- Given task: Reproduce every entry exactly and leave its pictures out.

═════ Entries

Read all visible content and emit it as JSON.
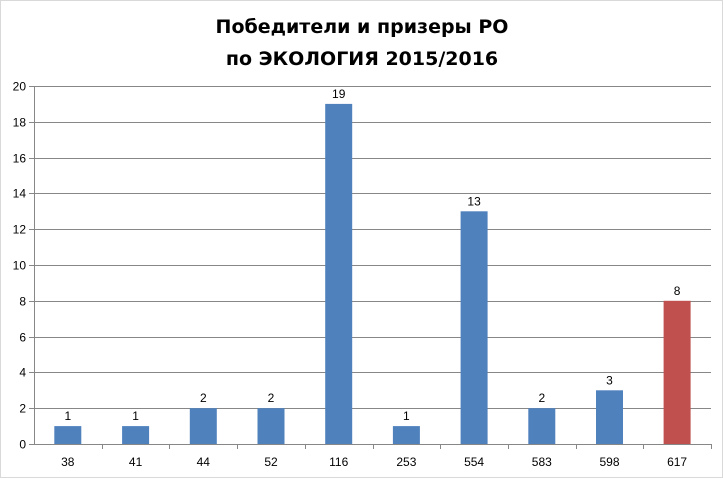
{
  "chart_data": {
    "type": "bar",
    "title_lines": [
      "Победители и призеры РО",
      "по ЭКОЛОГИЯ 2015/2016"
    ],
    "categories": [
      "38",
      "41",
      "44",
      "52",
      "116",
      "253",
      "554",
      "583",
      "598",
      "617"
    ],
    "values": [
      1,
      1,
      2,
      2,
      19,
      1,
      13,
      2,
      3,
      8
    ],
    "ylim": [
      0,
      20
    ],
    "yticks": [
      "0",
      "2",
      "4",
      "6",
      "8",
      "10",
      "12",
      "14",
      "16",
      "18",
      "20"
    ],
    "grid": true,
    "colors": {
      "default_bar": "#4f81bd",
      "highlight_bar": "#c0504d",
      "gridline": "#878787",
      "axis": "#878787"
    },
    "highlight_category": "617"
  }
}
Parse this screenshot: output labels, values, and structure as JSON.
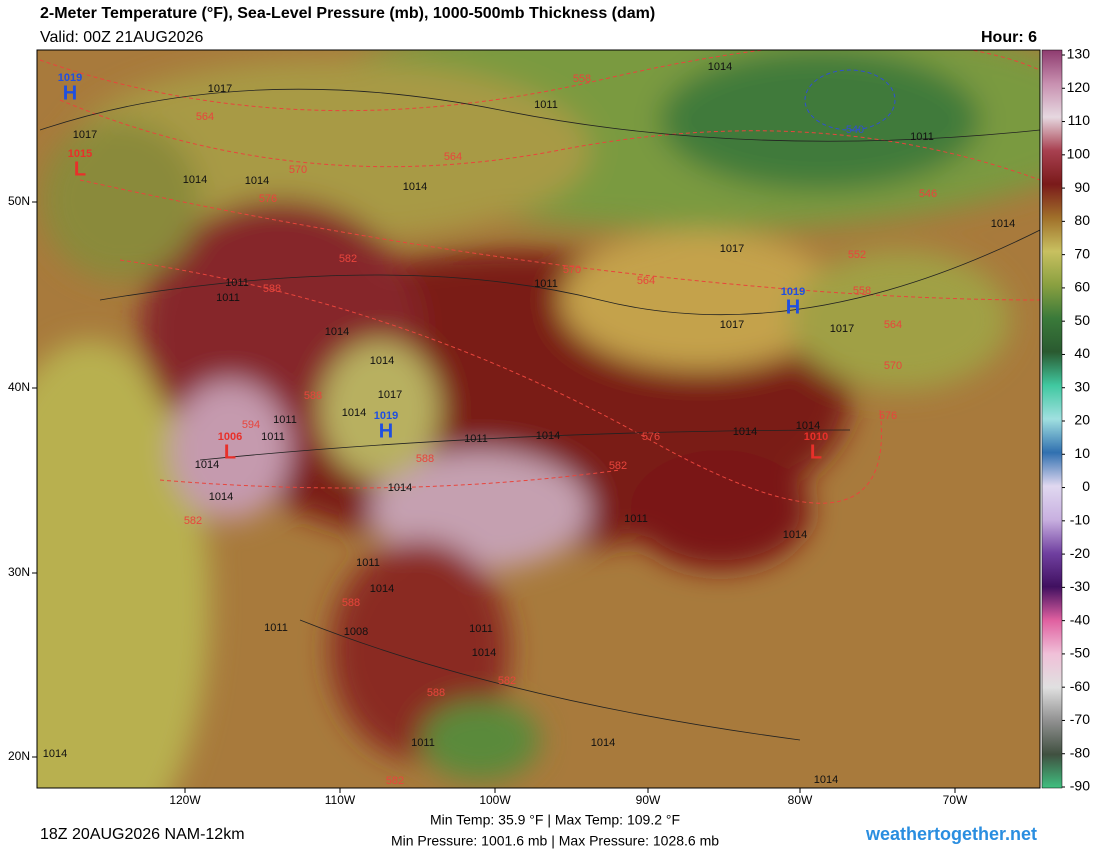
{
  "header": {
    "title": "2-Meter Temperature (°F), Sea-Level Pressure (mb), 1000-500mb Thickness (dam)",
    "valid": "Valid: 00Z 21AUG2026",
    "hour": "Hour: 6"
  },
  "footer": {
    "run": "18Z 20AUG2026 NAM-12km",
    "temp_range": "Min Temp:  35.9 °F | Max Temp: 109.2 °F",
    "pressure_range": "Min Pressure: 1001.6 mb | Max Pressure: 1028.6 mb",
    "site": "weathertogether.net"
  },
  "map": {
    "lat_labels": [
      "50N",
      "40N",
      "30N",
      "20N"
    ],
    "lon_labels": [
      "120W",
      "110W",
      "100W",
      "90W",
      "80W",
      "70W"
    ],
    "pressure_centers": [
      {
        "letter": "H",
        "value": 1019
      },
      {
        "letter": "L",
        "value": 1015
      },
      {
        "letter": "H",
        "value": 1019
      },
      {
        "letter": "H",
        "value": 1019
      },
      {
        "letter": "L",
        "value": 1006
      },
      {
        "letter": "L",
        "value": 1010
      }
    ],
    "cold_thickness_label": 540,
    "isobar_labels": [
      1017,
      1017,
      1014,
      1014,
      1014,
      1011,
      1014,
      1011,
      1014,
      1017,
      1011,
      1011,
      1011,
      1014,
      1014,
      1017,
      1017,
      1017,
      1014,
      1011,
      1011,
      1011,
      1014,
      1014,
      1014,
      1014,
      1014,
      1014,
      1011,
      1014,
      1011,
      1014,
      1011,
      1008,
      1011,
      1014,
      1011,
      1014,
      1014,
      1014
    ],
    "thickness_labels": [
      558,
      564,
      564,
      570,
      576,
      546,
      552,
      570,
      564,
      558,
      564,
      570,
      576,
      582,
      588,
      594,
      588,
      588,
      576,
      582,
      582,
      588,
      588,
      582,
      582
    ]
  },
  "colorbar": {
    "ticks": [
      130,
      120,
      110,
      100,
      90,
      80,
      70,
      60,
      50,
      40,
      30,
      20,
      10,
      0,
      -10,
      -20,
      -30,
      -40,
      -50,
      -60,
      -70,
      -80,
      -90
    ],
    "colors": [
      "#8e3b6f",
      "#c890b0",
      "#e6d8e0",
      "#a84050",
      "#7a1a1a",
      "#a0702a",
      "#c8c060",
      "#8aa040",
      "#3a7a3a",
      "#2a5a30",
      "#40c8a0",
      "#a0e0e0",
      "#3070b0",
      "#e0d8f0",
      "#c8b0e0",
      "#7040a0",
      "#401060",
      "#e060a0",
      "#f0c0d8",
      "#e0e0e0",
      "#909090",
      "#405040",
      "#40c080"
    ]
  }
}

══════════

- Written solution:
Read all visible content and emit it as JSON.
{
  "chart_data": {
    "type": "bar",
    "title_lines": [
      "Победители и призеры РО",
      "по ЭКОЛОГИЯ 2015/2016"
    ],
    "categories": [
      "38",
      "41",
      "44",
      "52",
      "116",
      "253",
      "554",
      "583",
      "598",
      "617"
    ],
    "values": [
      1,
      1,
      2,
      2,
      19,
      1,
      13,
      2,
      3,
      8
    ],
    "ylim": [
      0,
      20
    ],
    "yticks": [
      "0",
      "2",
      "4",
      "6",
      "8",
      "10",
      "12",
      "14",
      "16",
      "18",
      "20"
    ],
    "grid": true,
    "colors": {
      "default_bar": "#4f81bd",
      "highlight_bar": "#c0504d",
      "gridline": "#878787",
      "axis": "#878787"
    },
    "highlight_category": "617"
  }
}
Parse this screenshot: output labels, values, and structure as JSON.
{
  "header": {
    "title": "2-Meter Temperature (°F), Sea-Level Pressure (mb), 1000-500mb Thickness (dam)",
    "valid": "Valid: 00Z 21AUG2026",
    "hour": "Hour: 6"
  },
  "footer": {
    "run": "18Z 20AUG2026 NAM-12km",
    "temp_range": "Min Temp:  35.9 °F | Max Temp: 109.2 °F",
    "pressure_range": "Min Pressure: 1001.6 mb | Max Pressure: 1028.6 mb",
    "site": "weathertogether.net"
  },
  "map": {
    "lat_labels": [
      "50N",
      "40N",
      "30N",
      "20N"
    ],
    "lon_labels": [
      "120W",
      "110W",
      "100W",
      "90W",
      "80W",
      "70W"
    ],
    "pressure_centers": [
      {
        "letter": "H",
        "value": 1019
      },
      {
        "letter": "L",
        "value": 1015
      },
      {
        "letter": "H",
        "value": 1019
      },
      {
        "letter": "H",
        "value": 1019
      },
      {
        "letter": "L",
        "value": 1006
      },
      {
        "letter": "L",
        "value": 1010
      }
    ],
    "cold_thickness_label": 540,
    "isobar_labels": [
      1017,
      1017,
      1014,
      1014,
      1014,
      1011,
      1014,
      1011,
      1014,
      1017,
      1011,
      1011,
      1011,
      1014,
      1014,
      1017,
      1017,
      1017,
      1014,
      1011,
      1011,
      1011,
      1014,
      1014,
      1014,
      1014,
      1014,
      1014,
      1011,
      1014,
      1011,
      1014,
      1011,
      1008,
      1011,
      1014,
      1011,
      1014,
      1014,
      1014
    ],
    "thickness_labels": [
      558,
      564,
      564,
      570,
      576,
      546,
      552,
      570,
      564,
      558,
      564,
      570,
      576,
      582,
      588,
      594,
      588,
      588,
      576,
      582,
      582,
      588,
      588,
      582,
      582
    ]
  },
  "colorbar": {
    "ticks": [
      130,
      120,
      110,
      100,
      90,
      80,
      70,
      60,
      50,
      40,
      30,
      20,
      10,
      0,
      -10,
      -20,
      -30,
      -40,
      -50,
      -60,
      -70,
      -80,
      -90
    ],
    "colors": [
      "#8e3b6f",
      "#c890b0",
      "#e6d8e0",
      "#a84050",
      "#7a1a1a",
      "#a0702a",
      "#c8c060",
      "#8aa040",
      "#3a7a3a",
      "#2a5a30",
      "#40c8a0",
      "#a0e0e0",
      "#3070b0",
      "#e0d8f0",
      "#c8b0e0",
      "#7040a0",
      "#401060",
      "#e060a0",
      "#f0c0d8",
      "#e0e0e0",
      "#909090",
      "#405040",
      "#40c080"
    ]
  }
}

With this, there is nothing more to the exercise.